REQUIREMENT: Only the pictures are omitted; repeat all other data exactly.

(Chart and figure data)
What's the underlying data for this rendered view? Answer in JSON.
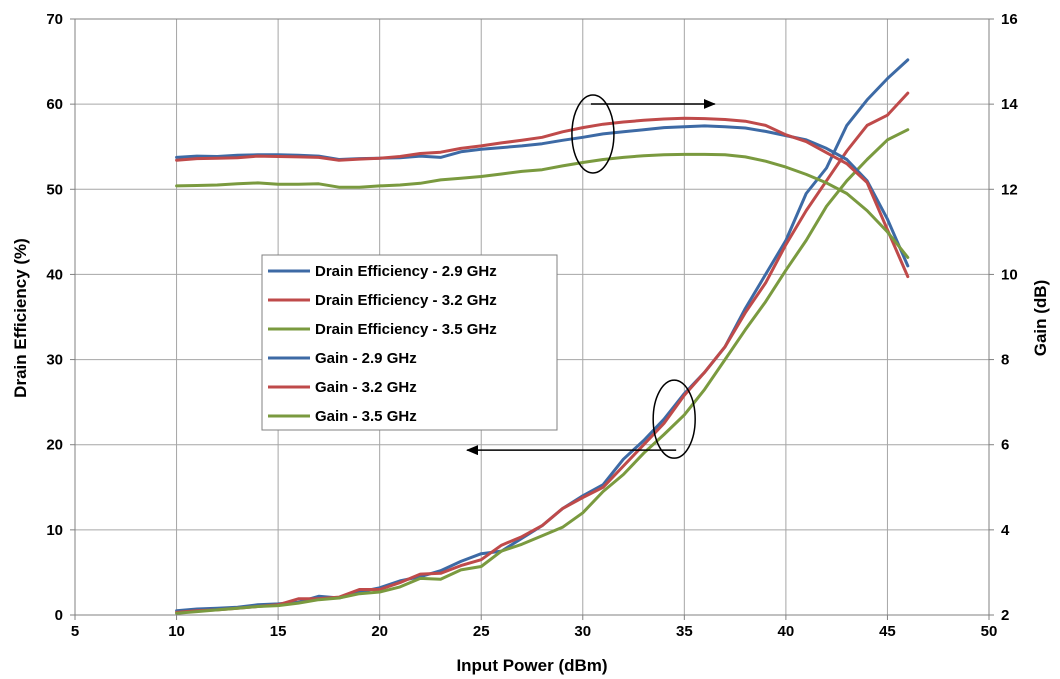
{
  "chart_data": {
    "type": "line",
    "xlabel": "Input Power (dBm)",
    "ylabel_left": "Drain Efficiency (%)",
    "ylabel_right": "Gain (dB)",
    "xlim": [
      5,
      50
    ],
    "ylim_left": [
      0,
      70
    ],
    "ylim_right": [
      2,
      16
    ],
    "xticks": [
      5,
      10,
      15,
      20,
      25,
      30,
      35,
      40,
      45,
      50
    ],
    "yticks_left": [
      0,
      10,
      20,
      30,
      40,
      50,
      60,
      70
    ],
    "yticks_right": [
      2,
      4,
      6,
      8,
      10,
      12,
      14,
      16
    ],
    "grid": true,
    "legend_position": "center-left",
    "x": [
      10,
      11,
      12,
      13,
      14,
      15,
      16,
      17,
      18,
      19,
      20,
      21,
      22,
      23,
      24,
      25,
      26,
      27,
      28,
      29,
      30,
      31,
      32,
      33,
      34,
      35,
      36,
      37,
      38,
      39,
      40,
      41,
      42,
      43,
      44,
      45,
      46
    ],
    "series": [
      {
        "name": "Drain Efficiency - 2.9 GHz",
        "axis": "left",
        "color": "#3d6aa5",
        "values": [
          0.5,
          0.7,
          0.8,
          0.9,
          1.2,
          1.3,
          1.5,
          2.2,
          2.0,
          2.7,
          3.2,
          4.0,
          4.5,
          5.2,
          6.3,
          7.2,
          7.5,
          9.0,
          10.5,
          12.5,
          14.0,
          15.3,
          18.3,
          20.5,
          23.0,
          26.0,
          28.5,
          31.5,
          36.0,
          40.0,
          44.0,
          49.5,
          52.5,
          57.5,
          60.5,
          63.0,
          65.2
        ]
      },
      {
        "name": "Drain Efficiency - 3.2 GHz",
        "axis": "left",
        "color": "#bf4a4a",
        "values": [
          0.3,
          0.5,
          0.6,
          0.8,
          1.0,
          1.2,
          1.9,
          1.9,
          2.1,
          3.0,
          3.0,
          3.8,
          4.8,
          4.9,
          5.8,
          6.5,
          8.2,
          9.2,
          10.5,
          12.5,
          13.8,
          15.0,
          17.5,
          20.0,
          22.5,
          25.8,
          28.5,
          31.5,
          35.5,
          39.0,
          43.5,
          47.5,
          51.0,
          54.5,
          57.5,
          58.7,
          61.3
        ]
      },
      {
        "name": "Drain Efficiency - 3.5 GHz",
        "axis": "left",
        "color": "#7a9a3f",
        "values": [
          0.2,
          0.4,
          0.6,
          0.8,
          1.0,
          1.1,
          1.4,
          1.8,
          2.0,
          2.5,
          2.7,
          3.3,
          4.3,
          4.2,
          5.3,
          5.7,
          7.5,
          8.3,
          9.3,
          10.3,
          12.0,
          14.5,
          16.5,
          19.0,
          21.2,
          23.5,
          26.5,
          30.0,
          33.5,
          36.8,
          40.5,
          44.0,
          48.0,
          51.0,
          53.5,
          55.8,
          57.0
        ]
      },
      {
        "name": "Gain - 2.9 GHz",
        "axis": "right",
        "color": "#3d6aa5",
        "values": [
          12.75,
          12.78,
          12.77,
          12.8,
          12.81,
          12.81,
          12.8,
          12.78,
          12.7,
          12.72,
          12.73,
          12.74,
          12.78,
          12.75,
          12.88,
          12.94,
          12.98,
          13.02,
          13.07,
          13.15,
          13.22,
          13.3,
          13.35,
          13.4,
          13.45,
          13.47,
          13.49,
          13.47,
          13.44,
          13.36,
          13.26,
          13.16,
          12.96,
          12.7,
          12.2,
          11.3,
          10.2
        ]
      },
      {
        "name": "Gain - 3.2 GHz",
        "axis": "right",
        "color": "#bf4a4a",
        "values": [
          12.68,
          12.72,
          12.73,
          12.74,
          12.78,
          12.77,
          12.76,
          12.75,
          12.68,
          12.71,
          12.73,
          12.77,
          12.84,
          12.87,
          12.96,
          13.02,
          13.09,
          13.15,
          13.22,
          13.35,
          13.45,
          13.53,
          13.58,
          13.62,
          13.65,
          13.67,
          13.66,
          13.64,
          13.6,
          13.5,
          13.28,
          13.12,
          12.86,
          12.6,
          12.16,
          11.05,
          9.95
        ]
      },
      {
        "name": "Gain - 3.5 GHz",
        "axis": "right",
        "color": "#7a9a3f",
        "values": [
          12.08,
          12.09,
          12.1,
          12.13,
          12.15,
          12.12,
          12.12,
          12.13,
          12.05,
          12.05,
          12.08,
          12.1,
          12.14,
          12.22,
          12.26,
          12.3,
          12.36,
          12.42,
          12.46,
          12.55,
          12.63,
          12.7,
          12.75,
          12.79,
          12.81,
          12.82,
          12.82,
          12.81,
          12.76,
          12.66,
          12.52,
          12.35,
          12.15,
          11.9,
          11.5,
          11.0,
          10.4
        ]
      }
    ],
    "annotations": [
      {
        "type": "ellipse",
        "x": 30.5,
        "y_right": 13.3,
        "arrow_to": "right",
        "arrow_end_x": 36.5
      },
      {
        "type": "ellipse",
        "x": 34.5,
        "y_left": 23.0,
        "arrow_to": "left",
        "arrow_end_x": 24.3
      }
    ]
  }
}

THE RESULT:
What's the underlying data for this rendered view? Answer in JSON.
{
  "chart_data": {
    "type": "line",
    "xlabel": "Input Power (dBm)",
    "ylabel_left": "Drain Efficiency (%)",
    "ylabel_right": "Gain (dB)",
    "xlim": [
      5,
      50
    ],
    "ylim_left": [
      0,
      70
    ],
    "ylim_right": [
      2,
      16
    ],
    "xticks": [
      5,
      10,
      15,
      20,
      25,
      30,
      35,
      40,
      45,
      50
    ],
    "yticks_left": [
      0,
      10,
      20,
      30,
      40,
      50,
      60,
      70
    ],
    "yticks_right": [
      2,
      4,
      6,
      8,
      10,
      12,
      14,
      16
    ],
    "grid": true,
    "legend_position": "center-left",
    "x": [
      10,
      11,
      12,
      13,
      14,
      15,
      16,
      17,
      18,
      19,
      20,
      21,
      22,
      23,
      24,
      25,
      26,
      27,
      28,
      29,
      30,
      31,
      32,
      33,
      34,
      35,
      36,
      37,
      38,
      39,
      40,
      41,
      42,
      43,
      44,
      45,
      46
    ],
    "series": [
      {
        "name": "Drain Efficiency - 2.9 GHz",
        "axis": "left",
        "color": "#3d6aa5",
        "values": [
          0.5,
          0.7,
          0.8,
          0.9,
          1.2,
          1.3,
          1.5,
          2.2,
          2.0,
          2.7,
          3.2,
          4.0,
          4.5,
          5.2,
          6.3,
          7.2,
          7.5,
          9.0,
          10.5,
          12.5,
          14.0,
          15.3,
          18.3,
          20.5,
          23.0,
          26.0,
          28.5,
          31.5,
          36.0,
          40.0,
          44.0,
          49.5,
          52.5,
          57.5,
          60.5,
          63.0,
          65.2
        ]
      },
      {
        "name": "Drain Efficiency - 3.2 GHz",
        "axis": "left",
        "color": "#bf4a4a",
        "values": [
          0.3,
          0.5,
          0.6,
          0.8,
          1.0,
          1.2,
          1.9,
          1.9,
          2.1,
          3.0,
          3.0,
          3.8,
          4.8,
          4.9,
          5.8,
          6.5,
          8.2,
          9.2,
          10.5,
          12.5,
          13.8,
          15.0,
          17.5,
          20.0,
          22.5,
          25.8,
          28.5,
          31.5,
          35.5,
          39.0,
          43.5,
          47.5,
          51.0,
          54.5,
          57.5,
          58.7,
          61.3
        ]
      },
      {
        "name": "Drain Efficiency - 3.5 GHz",
        "axis": "left",
        "color": "#7a9a3f",
        "values": [
          0.2,
          0.4,
          0.6,
          0.8,
          1.0,
          1.1,
          1.4,
          1.8,
          2.0,
          2.5,
          2.7,
          3.3,
          4.3,
          4.2,
          5.3,
          5.7,
          7.5,
          8.3,
          9.3,
          10.3,
          12.0,
          14.5,
          16.5,
          19.0,
          21.2,
          23.5,
          26.5,
          30.0,
          33.5,
          36.8,
          40.5,
          44.0,
          48.0,
          51.0,
          53.5,
          55.8,
          57.0
        ]
      },
      {
        "name": "Gain - 2.9 GHz",
        "axis": "right",
        "color": "#3d6aa5",
        "values": [
          12.75,
          12.78,
          12.77,
          12.8,
          12.81,
          12.81,
          12.8,
          12.78,
          12.7,
          12.72,
          12.73,
          12.74,
          12.78,
          12.75,
          12.88,
          12.94,
          12.98,
          13.02,
          13.07,
          13.15,
          13.22,
          13.3,
          13.35,
          13.4,
          13.45,
          13.47,
          13.49,
          13.47,
          13.44,
          13.36,
          13.26,
          13.16,
          12.96,
          12.7,
          12.2,
          11.3,
          10.2
        ]
      },
      {
        "name": "Gain - 3.2 GHz",
        "axis": "right",
        "color": "#bf4a4a",
        "values": [
          12.68,
          12.72,
          12.73,
          12.74,
          12.78,
          12.77,
          12.76,
          12.75,
          12.68,
          12.71,
          12.73,
          12.77,
          12.84,
          12.87,
          12.96,
          13.02,
          13.09,
          13.15,
          13.22,
          13.35,
          13.45,
          13.53,
          13.58,
          13.62,
          13.65,
          13.67,
          13.66,
          13.64,
          13.6,
          13.5,
          13.28,
          13.12,
          12.86,
          12.6,
          12.16,
          11.05,
          9.95
        ]
      },
      {
        "name": "Gain - 3.5 GHz",
        "axis": "right",
        "color": "#7a9a3f",
        "values": [
          12.08,
          12.09,
          12.1,
          12.13,
          12.15,
          12.12,
          12.12,
          12.13,
          12.05,
          12.05,
          12.08,
          12.1,
          12.14,
          12.22,
          12.26,
          12.3,
          12.36,
          12.42,
          12.46,
          12.55,
          12.63,
          12.7,
          12.75,
          12.79,
          12.81,
          12.82,
          12.82,
          12.81,
          12.76,
          12.66,
          12.52,
          12.35,
          12.15,
          11.9,
          11.5,
          11.0,
          10.4
        ]
      }
    ],
    "annotations": [
      {
        "type": "ellipse",
        "x": 30.5,
        "y_right": 13.3,
        "arrow_to": "right",
        "arrow_end_x": 36.5
      },
      {
        "type": "ellipse",
        "x": 34.5,
        "y_left": 23.0,
        "arrow_to": "left",
        "arrow_end_x": 24.3
      }
    ]
  }
}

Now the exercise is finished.